-- start of GIVEN ENTRIES --

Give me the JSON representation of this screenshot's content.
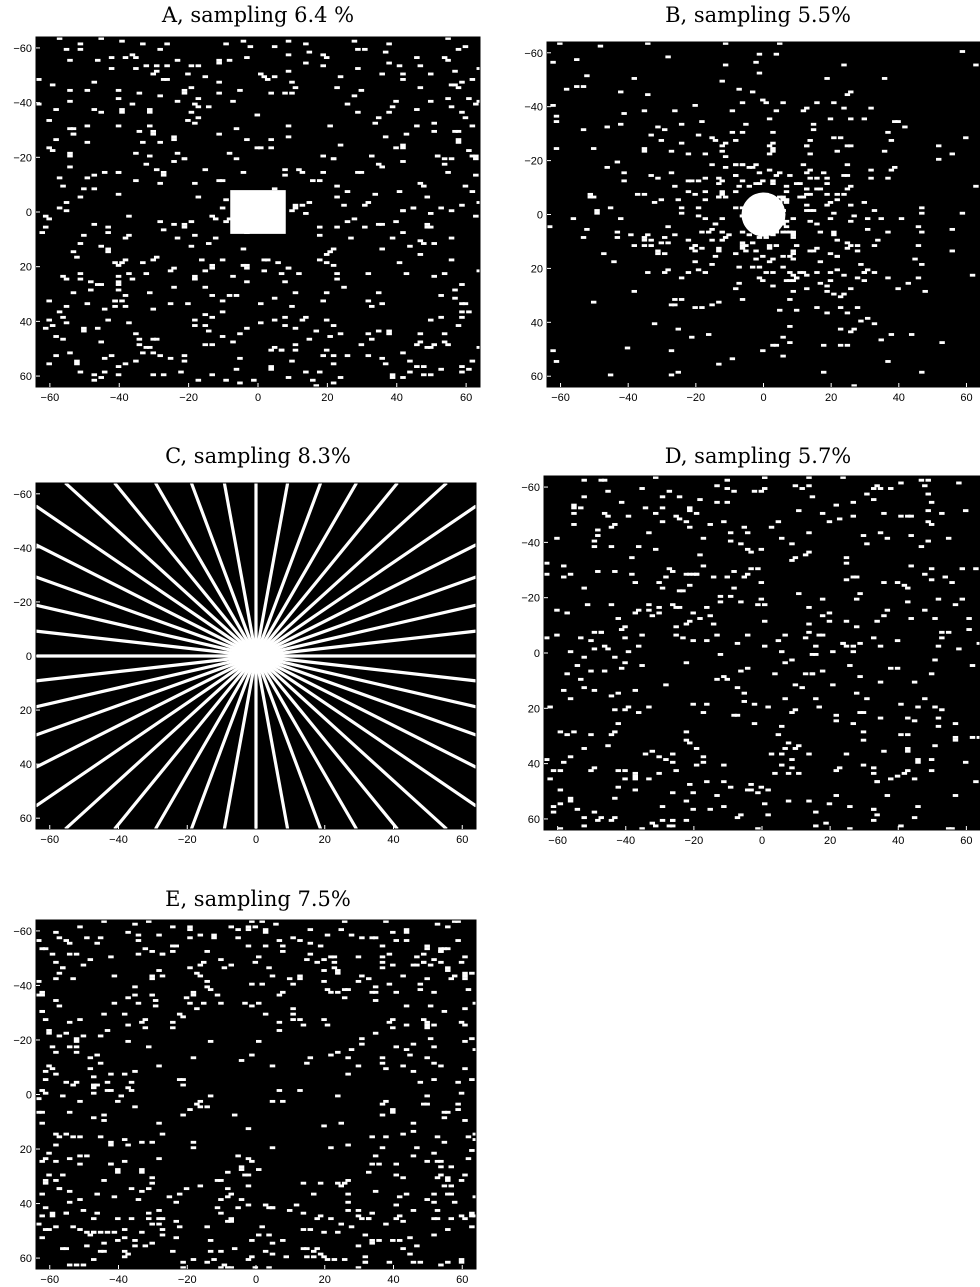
{
  "chart_data": [
    {
      "panel": "A",
      "type": "heatmap",
      "title": "A, sampling 6.4 %",
      "pattern": "uniform random sampling with fully sampled central block",
      "sampling_percent": 6.4,
      "center_block": {
        "x": [
          -8,
          8
        ],
        "y": [
          -8,
          8
        ]
      },
      "xlim": [
        -64,
        64
      ],
      "ylim": [
        -64,
        64
      ],
      "y_inverted": true,
      "xticks": [
        -60,
        -40,
        -20,
        0,
        20,
        40,
        60
      ],
      "yticks": [
        -60,
        -40,
        -20,
        0,
        20,
        40,
        60
      ],
      "colors": {
        "background": "#000000",
        "sampled": "#ffffff"
      }
    },
    {
      "panel": "B",
      "type": "heatmap",
      "title": "B, sampling 5.5%",
      "pattern": "variable density random sampling with fully sampled central disk",
      "sampling_percent": 5.5,
      "center_disk_radius": 5,
      "xlim": [
        -64,
        64
      ],
      "ylim": [
        -64,
        64
      ],
      "y_inverted": true,
      "xticks": [
        -60,
        -40,
        -20,
        0,
        20,
        40,
        60
      ],
      "yticks": [
        -60,
        -40,
        -20,
        0,
        20,
        40,
        60
      ],
      "colors": {
        "background": "#000000",
        "sampled": "#ffffff"
      }
    },
    {
      "panel": "C",
      "type": "heatmap",
      "title": "C, sampling 8.3%",
      "pattern": "radial lines",
      "sampling_percent": 8.3,
      "radial_line_count": 22,
      "xlim": [
        -64,
        64
      ],
      "ylim": [
        -64,
        64
      ],
      "y_inverted": true,
      "xticks": [
        -60,
        -40,
        -20,
        0,
        20,
        40,
        60
      ],
      "yticks": [
        -60,
        -40,
        -20,
        0,
        20,
        40,
        60
      ],
      "colors": {
        "background": "#000000",
        "sampled": "#ffffff"
      }
    },
    {
      "panel": "D",
      "type": "heatmap",
      "title": "D, sampling 5.7%",
      "pattern": "uniform random sampling",
      "sampling_percent": 5.7,
      "xlim": [
        -64,
        64
      ],
      "ylim": [
        -64,
        64
      ],
      "y_inverted": true,
      "xticks": [
        -60,
        -40,
        -20,
        0,
        20,
        40,
        60
      ],
      "yticks": [
        -60,
        -40,
        -20,
        0,
        20,
        40,
        60
      ],
      "colors": {
        "background": "#000000",
        "sampled": "#ffffff"
      }
    },
    {
      "panel": "E",
      "type": "heatmap",
      "title": "E, sampling 7.5%",
      "pattern": "random sampling denser toward outer edges",
      "sampling_percent": 7.5,
      "xlim": [
        -64,
        64
      ],
      "ylim": [
        -64,
        64
      ],
      "y_inverted": true,
      "xticks": [
        -60,
        -40,
        -20,
        0,
        20,
        40,
        60
      ],
      "yticks": [
        -60,
        -40,
        -20,
        0,
        20,
        40,
        60
      ],
      "colors": {
        "background": "#000000",
        "sampled": "#ffffff"
      }
    }
  ]
}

-- end of GIVEN ENTRIES --

*OBJECTIVE*.
Give the count of lines in the listing above that include "panel", with no other words.

*RESULT*.
5